+ Reply to Thread
Results 1 to 8 of 8

Excel formula question re duplicates

  1. #1
    Registered User
    Join Date
    05-18-2007
    Posts
    8

    Excel formula question re duplicates

    Hi,

    I'm not a very experienced Excel user, so I apologize if this question is very basic. I briefly searched through the forums for an answer on it, but was overwhelmed by the amount of posts re removing duplicates.

    I have a list of data that looks something like this:

    ____A_____B____C
    1__John___x____y
    2__Mary___x____y
    3__John___x____
    4__Tom___x____
    5__Jim____x____y

    I want to remove duplicate rows in which column A and B are the same (here, rows 1 and 3). But, in the instance that there are two such rows, I only want to remove the duplicate row that lacks a value in C (in the above case: remove the "John,x" row, keep the "John,x,y" row). The actual data I'm working with involves several thousands of rows, so doing it manually is out of the question. Any ideas how best to do this? Would it involve a formula? the filter only unique values function? something more obvious that I'm missing?

    Any help is greatly appreciated!

  2. #2
    Forum Expert Paul's Avatar
    Join Date
    02-05-2007
    Location
    Wisconsin
    MS-Off Ver
    2016/365
    Posts
    6,885
    How about something like the following code. This code assumes your data starts in A2. If otherwise, adjust the code.
    Please Login or Register  to view this content.
    I'd recommend saving a backup copy of your spreadsheet before running this against it in case it's not what you're looking for. Once you run a macro, there's no UNDO option.

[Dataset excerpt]
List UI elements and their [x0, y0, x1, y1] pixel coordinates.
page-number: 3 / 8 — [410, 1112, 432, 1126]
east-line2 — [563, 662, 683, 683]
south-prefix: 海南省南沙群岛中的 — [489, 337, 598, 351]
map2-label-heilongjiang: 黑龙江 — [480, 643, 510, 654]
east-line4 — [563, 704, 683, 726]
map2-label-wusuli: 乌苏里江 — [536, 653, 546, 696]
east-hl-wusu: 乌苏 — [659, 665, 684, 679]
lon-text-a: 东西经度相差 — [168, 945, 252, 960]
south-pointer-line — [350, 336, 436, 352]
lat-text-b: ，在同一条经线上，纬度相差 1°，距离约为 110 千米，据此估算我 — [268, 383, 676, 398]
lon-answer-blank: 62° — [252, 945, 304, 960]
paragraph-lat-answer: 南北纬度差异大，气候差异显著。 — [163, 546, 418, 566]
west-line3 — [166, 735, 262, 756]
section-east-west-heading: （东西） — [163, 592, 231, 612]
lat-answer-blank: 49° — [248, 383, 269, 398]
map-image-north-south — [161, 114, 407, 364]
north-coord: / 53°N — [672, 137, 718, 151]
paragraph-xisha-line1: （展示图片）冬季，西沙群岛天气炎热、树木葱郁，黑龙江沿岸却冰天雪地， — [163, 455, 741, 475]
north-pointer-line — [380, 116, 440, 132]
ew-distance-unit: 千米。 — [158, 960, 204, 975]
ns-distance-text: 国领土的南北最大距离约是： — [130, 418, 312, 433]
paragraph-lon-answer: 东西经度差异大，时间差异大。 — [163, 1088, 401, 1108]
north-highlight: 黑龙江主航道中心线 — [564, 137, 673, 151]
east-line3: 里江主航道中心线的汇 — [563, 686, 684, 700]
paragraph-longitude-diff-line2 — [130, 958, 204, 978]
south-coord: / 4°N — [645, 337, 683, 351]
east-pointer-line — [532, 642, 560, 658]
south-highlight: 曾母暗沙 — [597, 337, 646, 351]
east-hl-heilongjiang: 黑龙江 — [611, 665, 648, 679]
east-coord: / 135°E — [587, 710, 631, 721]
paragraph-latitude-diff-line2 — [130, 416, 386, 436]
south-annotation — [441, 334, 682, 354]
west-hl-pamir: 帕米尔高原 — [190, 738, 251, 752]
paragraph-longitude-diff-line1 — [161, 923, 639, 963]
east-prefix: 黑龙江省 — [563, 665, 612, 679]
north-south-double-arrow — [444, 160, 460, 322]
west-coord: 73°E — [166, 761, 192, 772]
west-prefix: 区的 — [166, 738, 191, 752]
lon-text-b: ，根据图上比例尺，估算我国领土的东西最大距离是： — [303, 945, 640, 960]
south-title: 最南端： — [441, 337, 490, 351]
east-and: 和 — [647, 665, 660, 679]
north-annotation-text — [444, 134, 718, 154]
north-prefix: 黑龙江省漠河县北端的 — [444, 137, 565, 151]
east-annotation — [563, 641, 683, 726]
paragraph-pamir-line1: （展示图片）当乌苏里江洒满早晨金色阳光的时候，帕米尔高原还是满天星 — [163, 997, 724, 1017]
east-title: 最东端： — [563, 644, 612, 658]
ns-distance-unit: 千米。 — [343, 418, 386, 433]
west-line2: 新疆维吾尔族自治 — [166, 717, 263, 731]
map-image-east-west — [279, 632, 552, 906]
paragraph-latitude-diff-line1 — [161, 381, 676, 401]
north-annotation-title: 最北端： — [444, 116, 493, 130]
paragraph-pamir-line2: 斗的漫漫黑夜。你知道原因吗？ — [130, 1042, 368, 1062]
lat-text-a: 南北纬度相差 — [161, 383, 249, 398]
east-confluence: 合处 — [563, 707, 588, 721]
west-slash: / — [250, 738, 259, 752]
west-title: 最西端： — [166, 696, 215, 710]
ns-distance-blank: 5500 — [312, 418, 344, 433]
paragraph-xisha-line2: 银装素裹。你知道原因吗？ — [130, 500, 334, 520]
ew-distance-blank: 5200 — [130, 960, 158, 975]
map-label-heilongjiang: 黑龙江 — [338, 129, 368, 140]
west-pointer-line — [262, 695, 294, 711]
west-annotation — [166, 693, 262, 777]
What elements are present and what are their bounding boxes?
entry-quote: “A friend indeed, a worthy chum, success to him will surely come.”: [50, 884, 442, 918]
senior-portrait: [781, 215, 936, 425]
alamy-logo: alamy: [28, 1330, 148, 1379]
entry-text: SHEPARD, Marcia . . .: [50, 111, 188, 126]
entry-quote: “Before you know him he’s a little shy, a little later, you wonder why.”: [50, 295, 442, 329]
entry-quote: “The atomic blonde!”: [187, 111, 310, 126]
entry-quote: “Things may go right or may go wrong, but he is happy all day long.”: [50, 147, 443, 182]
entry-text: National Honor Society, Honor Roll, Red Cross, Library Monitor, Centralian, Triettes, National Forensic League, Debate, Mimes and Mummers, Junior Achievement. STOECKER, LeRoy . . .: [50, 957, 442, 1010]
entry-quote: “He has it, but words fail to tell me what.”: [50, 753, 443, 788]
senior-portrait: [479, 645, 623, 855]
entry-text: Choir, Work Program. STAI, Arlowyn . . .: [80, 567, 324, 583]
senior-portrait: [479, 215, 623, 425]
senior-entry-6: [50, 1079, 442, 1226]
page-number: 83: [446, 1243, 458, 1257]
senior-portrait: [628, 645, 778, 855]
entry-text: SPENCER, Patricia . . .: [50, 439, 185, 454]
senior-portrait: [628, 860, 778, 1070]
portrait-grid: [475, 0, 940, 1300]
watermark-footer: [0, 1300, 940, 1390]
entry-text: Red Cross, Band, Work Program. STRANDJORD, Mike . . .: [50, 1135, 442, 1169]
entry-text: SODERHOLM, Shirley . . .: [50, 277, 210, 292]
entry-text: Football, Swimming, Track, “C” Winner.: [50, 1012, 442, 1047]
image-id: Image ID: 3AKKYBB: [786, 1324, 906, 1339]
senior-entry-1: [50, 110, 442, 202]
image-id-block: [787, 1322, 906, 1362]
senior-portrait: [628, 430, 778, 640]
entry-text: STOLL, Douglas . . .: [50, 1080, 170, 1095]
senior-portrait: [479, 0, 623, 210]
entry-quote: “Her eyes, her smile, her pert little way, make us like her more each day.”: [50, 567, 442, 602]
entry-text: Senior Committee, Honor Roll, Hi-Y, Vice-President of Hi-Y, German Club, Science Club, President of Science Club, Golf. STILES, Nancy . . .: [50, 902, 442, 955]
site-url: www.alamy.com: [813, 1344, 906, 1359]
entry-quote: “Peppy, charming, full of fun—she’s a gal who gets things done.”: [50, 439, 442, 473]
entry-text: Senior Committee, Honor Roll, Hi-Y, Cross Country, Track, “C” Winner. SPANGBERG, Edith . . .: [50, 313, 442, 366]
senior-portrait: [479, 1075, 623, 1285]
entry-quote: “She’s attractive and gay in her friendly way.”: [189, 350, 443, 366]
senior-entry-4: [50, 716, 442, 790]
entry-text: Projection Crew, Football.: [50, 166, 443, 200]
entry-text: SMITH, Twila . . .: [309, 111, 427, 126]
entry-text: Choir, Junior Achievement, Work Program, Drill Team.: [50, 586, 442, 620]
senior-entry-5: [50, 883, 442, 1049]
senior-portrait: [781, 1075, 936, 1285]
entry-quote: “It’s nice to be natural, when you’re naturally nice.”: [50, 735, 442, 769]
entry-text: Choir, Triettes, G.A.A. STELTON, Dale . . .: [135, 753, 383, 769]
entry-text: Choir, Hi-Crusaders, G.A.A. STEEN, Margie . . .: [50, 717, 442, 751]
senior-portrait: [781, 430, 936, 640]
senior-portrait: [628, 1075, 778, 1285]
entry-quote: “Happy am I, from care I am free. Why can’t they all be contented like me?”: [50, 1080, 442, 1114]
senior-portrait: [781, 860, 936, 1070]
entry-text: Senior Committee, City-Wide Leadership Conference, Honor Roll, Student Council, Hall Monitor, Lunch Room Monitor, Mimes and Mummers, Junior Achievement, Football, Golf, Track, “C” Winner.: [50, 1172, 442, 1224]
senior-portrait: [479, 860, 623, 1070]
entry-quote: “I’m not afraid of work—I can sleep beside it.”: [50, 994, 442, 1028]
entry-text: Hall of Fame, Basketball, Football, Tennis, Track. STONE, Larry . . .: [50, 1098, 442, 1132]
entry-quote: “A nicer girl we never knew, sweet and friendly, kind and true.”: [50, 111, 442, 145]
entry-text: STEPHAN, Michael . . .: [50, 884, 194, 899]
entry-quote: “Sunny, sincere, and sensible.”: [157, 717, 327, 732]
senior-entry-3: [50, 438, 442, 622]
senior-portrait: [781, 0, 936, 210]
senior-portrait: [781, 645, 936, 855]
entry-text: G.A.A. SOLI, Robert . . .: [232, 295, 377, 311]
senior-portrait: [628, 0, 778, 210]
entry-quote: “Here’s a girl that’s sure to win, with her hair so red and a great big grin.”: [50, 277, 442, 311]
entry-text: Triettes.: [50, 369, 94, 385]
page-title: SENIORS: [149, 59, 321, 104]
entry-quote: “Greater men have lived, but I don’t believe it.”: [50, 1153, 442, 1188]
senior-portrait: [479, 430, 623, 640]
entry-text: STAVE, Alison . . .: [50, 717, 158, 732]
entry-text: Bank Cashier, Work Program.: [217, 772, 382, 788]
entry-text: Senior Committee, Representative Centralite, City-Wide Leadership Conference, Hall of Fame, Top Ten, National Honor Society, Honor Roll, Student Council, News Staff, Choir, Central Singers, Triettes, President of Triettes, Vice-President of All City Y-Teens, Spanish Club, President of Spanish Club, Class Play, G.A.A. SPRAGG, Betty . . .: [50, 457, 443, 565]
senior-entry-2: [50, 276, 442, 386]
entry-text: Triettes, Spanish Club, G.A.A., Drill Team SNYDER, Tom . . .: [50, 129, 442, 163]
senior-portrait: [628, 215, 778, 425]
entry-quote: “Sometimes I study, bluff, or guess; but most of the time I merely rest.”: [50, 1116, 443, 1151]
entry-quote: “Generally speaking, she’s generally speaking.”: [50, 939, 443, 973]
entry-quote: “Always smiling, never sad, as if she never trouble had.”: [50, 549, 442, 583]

**List of tasks**
[A] In the Excel duplicates thread, in which cell does the posted code assume the data starts?
[B] Write out the dataset rows again, from the first one through the row that contains "lat-text-b: ，在同一条经线上，纬度相差 1°，距离约为", changing "pixel coordinates" to "pixel positions" and leaving everything else unchanged.

**The responses**
[A] In cell A2.

[B]
List UI elements and their [x0, y0, x1, y1] pixel positions.
page-number: 3 / 8 — [410, 1112, 432, 1126]
east-line2 — [563, 662, 683, 683]
south-prefix: 海南省南沙群岛中的 — [489, 337, 598, 351]
map2-label-heilongjiang: 黑龙江 — [480, 643, 510, 654]
east-line4 — [563, 704, 683, 726]
map2-label-wusuli: 乌苏里江 — [536, 653, 546, 696]
east-hl-wusu: 乌苏 — [659, 665, 684, 679]
lon-text-a: 东西经度相差 — [168, 945, 252, 960]
south-pointer-line — [350, 336, 436, 352]
lat-text-b: ，在同一条经线上，纬度相差 1°，距离约为 110 千米，据此估算我 — [268, 383, 676, 398]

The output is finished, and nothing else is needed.